++++ Data

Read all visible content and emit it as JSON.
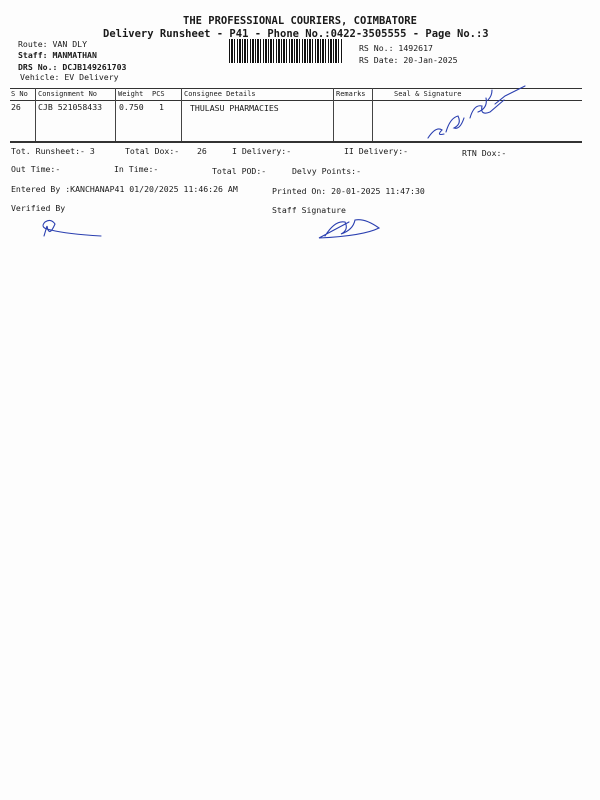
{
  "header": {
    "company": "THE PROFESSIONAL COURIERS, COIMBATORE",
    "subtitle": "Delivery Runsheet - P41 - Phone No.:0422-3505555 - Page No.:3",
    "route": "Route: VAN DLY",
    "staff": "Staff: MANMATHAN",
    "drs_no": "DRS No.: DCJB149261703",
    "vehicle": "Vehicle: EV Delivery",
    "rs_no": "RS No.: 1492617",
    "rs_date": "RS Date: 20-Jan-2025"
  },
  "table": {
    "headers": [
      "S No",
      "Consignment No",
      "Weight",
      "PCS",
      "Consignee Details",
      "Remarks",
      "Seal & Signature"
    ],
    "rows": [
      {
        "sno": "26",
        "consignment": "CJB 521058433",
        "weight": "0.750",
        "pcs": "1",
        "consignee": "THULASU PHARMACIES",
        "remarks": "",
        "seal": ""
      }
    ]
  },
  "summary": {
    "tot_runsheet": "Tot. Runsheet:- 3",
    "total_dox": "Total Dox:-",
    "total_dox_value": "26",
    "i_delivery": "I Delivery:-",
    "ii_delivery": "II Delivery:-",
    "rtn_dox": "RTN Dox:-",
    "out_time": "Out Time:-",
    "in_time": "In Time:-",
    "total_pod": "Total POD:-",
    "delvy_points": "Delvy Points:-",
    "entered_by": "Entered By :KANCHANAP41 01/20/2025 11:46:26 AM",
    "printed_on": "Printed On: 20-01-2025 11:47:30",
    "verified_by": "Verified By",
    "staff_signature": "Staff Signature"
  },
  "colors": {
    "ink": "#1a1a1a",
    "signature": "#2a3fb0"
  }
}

++++++++
++++ Data

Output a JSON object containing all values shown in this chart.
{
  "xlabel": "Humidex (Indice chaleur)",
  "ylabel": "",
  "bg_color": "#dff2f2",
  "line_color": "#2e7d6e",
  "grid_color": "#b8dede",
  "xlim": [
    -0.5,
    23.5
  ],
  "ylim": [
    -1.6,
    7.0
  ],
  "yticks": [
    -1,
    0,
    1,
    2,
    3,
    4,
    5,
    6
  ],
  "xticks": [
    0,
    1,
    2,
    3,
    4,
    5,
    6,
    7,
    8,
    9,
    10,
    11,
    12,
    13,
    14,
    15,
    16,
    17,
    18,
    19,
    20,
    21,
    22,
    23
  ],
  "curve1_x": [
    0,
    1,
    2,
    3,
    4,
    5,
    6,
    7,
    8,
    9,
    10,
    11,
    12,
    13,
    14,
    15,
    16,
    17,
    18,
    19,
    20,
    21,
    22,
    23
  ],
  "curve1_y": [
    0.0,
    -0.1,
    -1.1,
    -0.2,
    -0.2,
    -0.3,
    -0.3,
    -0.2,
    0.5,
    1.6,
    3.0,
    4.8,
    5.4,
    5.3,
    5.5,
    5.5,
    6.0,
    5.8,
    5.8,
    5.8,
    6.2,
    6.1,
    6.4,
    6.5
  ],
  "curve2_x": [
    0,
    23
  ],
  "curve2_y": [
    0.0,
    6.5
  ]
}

++++++++

### Prompt:
Copy out every line where the word "JSON" occurs.

### Solution:
Read all visible content and emit it as JSON.
Output a JSON object containing all values shown in this chart.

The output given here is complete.